A run of records

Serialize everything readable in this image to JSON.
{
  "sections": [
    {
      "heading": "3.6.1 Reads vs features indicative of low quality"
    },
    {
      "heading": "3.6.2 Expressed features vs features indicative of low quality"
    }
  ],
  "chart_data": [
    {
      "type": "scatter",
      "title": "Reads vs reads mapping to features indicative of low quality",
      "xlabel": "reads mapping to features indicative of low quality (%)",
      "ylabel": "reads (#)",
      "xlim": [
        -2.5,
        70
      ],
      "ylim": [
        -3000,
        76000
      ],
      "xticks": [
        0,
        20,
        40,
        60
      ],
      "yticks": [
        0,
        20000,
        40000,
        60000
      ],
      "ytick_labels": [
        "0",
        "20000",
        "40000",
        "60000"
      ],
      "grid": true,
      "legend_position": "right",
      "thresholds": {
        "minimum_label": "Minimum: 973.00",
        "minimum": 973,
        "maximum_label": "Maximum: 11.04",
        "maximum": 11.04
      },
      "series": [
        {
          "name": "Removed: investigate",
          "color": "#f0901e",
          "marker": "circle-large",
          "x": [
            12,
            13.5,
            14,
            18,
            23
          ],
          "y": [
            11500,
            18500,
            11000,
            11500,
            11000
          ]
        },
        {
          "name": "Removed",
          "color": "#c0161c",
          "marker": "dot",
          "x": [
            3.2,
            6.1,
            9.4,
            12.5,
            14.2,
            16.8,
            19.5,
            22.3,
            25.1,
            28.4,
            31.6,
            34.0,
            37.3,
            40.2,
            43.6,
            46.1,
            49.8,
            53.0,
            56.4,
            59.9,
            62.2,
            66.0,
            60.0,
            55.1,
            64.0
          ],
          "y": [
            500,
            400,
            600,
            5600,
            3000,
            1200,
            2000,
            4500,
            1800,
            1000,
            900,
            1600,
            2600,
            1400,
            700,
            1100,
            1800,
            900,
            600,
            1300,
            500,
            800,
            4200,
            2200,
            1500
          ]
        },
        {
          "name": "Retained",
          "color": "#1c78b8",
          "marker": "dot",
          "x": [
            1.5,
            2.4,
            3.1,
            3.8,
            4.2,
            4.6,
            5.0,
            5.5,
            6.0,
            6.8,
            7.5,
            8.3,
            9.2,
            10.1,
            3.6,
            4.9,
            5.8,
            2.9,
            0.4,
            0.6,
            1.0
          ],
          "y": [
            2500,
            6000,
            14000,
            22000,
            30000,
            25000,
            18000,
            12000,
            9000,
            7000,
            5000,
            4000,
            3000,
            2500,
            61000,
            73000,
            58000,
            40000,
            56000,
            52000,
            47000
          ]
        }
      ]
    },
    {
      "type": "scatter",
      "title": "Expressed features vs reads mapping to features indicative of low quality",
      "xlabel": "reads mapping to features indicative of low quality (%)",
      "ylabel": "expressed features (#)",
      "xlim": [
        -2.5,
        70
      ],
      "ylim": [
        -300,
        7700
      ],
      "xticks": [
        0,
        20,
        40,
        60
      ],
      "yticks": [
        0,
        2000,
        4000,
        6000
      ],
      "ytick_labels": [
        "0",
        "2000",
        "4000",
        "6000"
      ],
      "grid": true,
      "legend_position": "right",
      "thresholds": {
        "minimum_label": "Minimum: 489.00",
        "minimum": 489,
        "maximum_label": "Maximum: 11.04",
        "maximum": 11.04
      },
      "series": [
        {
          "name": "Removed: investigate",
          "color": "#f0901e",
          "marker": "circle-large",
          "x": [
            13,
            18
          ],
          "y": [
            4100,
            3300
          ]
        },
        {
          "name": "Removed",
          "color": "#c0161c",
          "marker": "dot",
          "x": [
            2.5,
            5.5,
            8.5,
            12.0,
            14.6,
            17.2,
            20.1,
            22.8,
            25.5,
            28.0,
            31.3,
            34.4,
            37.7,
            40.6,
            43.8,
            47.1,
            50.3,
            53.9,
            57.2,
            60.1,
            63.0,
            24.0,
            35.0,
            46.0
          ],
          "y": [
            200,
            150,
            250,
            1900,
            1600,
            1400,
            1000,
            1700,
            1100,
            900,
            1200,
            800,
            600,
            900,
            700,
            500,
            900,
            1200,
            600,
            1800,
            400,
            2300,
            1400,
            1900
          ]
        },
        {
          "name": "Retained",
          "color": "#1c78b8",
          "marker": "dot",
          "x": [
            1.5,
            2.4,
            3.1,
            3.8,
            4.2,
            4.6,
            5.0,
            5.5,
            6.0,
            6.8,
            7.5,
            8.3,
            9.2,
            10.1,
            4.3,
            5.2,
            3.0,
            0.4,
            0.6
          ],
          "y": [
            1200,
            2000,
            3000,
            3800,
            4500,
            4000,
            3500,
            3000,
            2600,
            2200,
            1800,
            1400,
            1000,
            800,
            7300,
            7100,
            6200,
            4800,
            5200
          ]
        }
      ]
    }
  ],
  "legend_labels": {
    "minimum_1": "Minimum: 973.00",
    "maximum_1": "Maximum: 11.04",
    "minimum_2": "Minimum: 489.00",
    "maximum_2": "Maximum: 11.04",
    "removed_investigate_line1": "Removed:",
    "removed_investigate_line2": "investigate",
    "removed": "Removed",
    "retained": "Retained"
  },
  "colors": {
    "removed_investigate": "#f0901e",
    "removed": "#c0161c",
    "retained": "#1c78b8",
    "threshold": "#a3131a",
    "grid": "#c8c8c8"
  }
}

Work required: The entries above must be returned exactly.

Exercise solution:
Serialize everything readable in this image to JSON.
{
  "sections": [
    {
      "heading": "3.6.1 Reads vs features indicative of low quality"
    },
    {
      "heading": "3.6.2 Expressed features vs features indicative of low quality"
    }
  ],
  "chart_data": [
    {
      "type": "scatter",
      "title": "Reads vs reads mapping to features indicative of low quality",
      "xlabel": "reads mapping to features indicative of low quality (%)",
      "ylabel": "reads (#)",
      "xlim": [
        -2.5,
        70
      ],
      "ylim": [
        -3000,
        76000
      ],
      "xticks": [
        0,
        20,
        40,
        60
      ],
      "yticks": [
        0,
        20000,
        40000,
        60000
      ],
      "ytick_labels": [
        "0",
        "20000",
        "40000",
        "60000"
      ],
      "grid": true,
      "legend_position": "right",
      "thresholds": {
        "minimum_label": "Minimum: 973.00",
        "minimum": 973,
        "maximum_label": "Maximum: 11.04",
        "maximum": 11.04
      },
      "series": [
        {
          "name": "Removed: investigate",
          "color": "#f0901e",
          "marker": "circle-large",
          "x": [
            12,
            13.5,
            14,
            18,
            23
          ],
          "y": [
            11500,
            18500,
            11000,
            11500,
            11000
          ]
        },
        {
          "name": "Removed",
          "color": "#c0161c",
          "marker": "dot",
          "x": [
            3.2,
            6.1,
            9.4,
            12.5,
            14.2,
            16.8,
            19.5,
            22.3,
            25.1,
            28.4,
            31.6,
            34.0,
            37.3,
            40.2,
            43.6,
            46.1,
            49.8,
            53.0,
            56.4,
            59.9,
            62.2,
            66.0,
            60.0,
            55.1,
            64.0
          ],
          "y": [
            500,
            400,
            600,
            5600,
            3000,
            1200,
            2000,
            4500,
            1800,
            1000,
            900,
            1600,
            2600,
            1400,
            700,
            1100,
            1800,
            900,
            600,
            1300,
            500,
            800,
            4200,
            2200,
            1500
          ]
        },
        {
          "name": "Retained",
          "color": "#1c78b8",
          "marker": "dot",
          "x": [
            1.5,
            2.4,
            3.1,
            3.8,
            4.2,
            4.6,
            5.0,
            5.5,
            6.0,
            6.8,
            7.5,
            8.3,
            9.2,
            10.1,
            3.6,
            4.9,
            5.8,
            2.9,
            0.4,
            0.6,
            1.0
          ],
          "y": [
            2500,
            6000,
            14000,
            22000,
            30000,
            25000,
            18000,
            12000,
            9000,
            7000,
            5000,
            4000,
            3000,
            2500,
            61000,
            73000,
            58000,
            40000,
            56000,
            52000,
            47000
          ]
        }
      ]
    },
    {
      "type": "scatter",
      "title": "Expressed features vs reads mapping to features indicative of low quality",
      "xlabel": "reads mapping to features indicative of low quality (%)",
      "ylabel": "expressed features (#)",
      "xlim": [
        -2.5,
        70
      ],
      "ylim": [
        -300,
        7700
      ],
      "xticks": [
        0,
        20,
        40,
        60
      ],
      "yticks": [
        0,
        2000,
        4000,
        6000
      ],
      "ytick_labels": [
        "0",
        "2000",
        "4000",
        "6000"
      ],
      "grid": true,
      "legend_position": "right",
      "thresholds": {
        "minimum_label": "Minimum: 489.00",
        "minimum": 489,
        "maximum_label": "Maximum: 11.04",
        "maximum": 11.04
      },
      "series": [
        {
          "name": "Removed: investigate",
          "color": "#f0901e",
          "marker": "circle-large",
          "x": [
            13,
            18
          ],
          "y": [
            4100,
            3300
          ]
        },
        {
          "name": "Removed",
          "color": "#c0161c",
          "marker": "dot",
          "x": [
            2.5,
            5.5,
            8.5,
            12.0,
            14.6,
            17.2,
            20.1,
            22.8,
            25.5,
            28.0,
            31.3,
            34.4,
            37.7,
            40.6,
            43.8,
            47.1,
            50.3,
            53.9,
            57.2,
            60.1,
            63.0,
            24.0,
            35.0,
            46.0
          ],
          "y": [
            200,
            150,
            250,
            1900,
            1600,
            1400,
            1000,
            1700,
            1100,
            900,
            1200,
            800,
            600,
            900,
            700,
            500,
            900,
            1200,
            600,
            1800,
            400,
            2300,
            1400,
            1900
          ]
        },
        {
          "name": "Retained",
          "color": "#1c78b8",
          "marker": "dot",
          "x": [
            1.5,
            2.4,
            3.1,
            3.8,
            4.2,
            4.6,
            5.0,
            5.5,
            6.0,
            6.8,
            7.5,
            8.3,
            9.2,
            10.1,
            4.3,
            5.2,
            3.0,
            0.4,
            0.6
          ],
          "y": [
            1200,
            2000,
            3000,
            3800,
            4500,
            4000,
            3500,
            3000,
            2600,
            2200,
            1800,
            1400,
            1000,
            800,
            7300,
            7100,
            6200,
            4800,
            5200
          ]
        }
      ]
    }
  ],
  "legend_labels": {
    "minimum_1": "Minimum: 973.00",
    "maximum_1": "Maximum: 11.04",
    "minimum_2": "Minimum: 489.00",
    "maximum_2": "Maximum: 11.04",
    "removed_investigate_line1": "Removed:",
    "removed_investigate_line2": "investigate",
    "removed": "Removed",
    "retained": "Retained"
  },
  "colors": {
    "removed_investigate": "#f0901e",
    "removed": "#c0161c",
    "retained": "#1c78b8",
    "threshold": "#a3131a",
    "grid": "#c8c8c8"
  }
}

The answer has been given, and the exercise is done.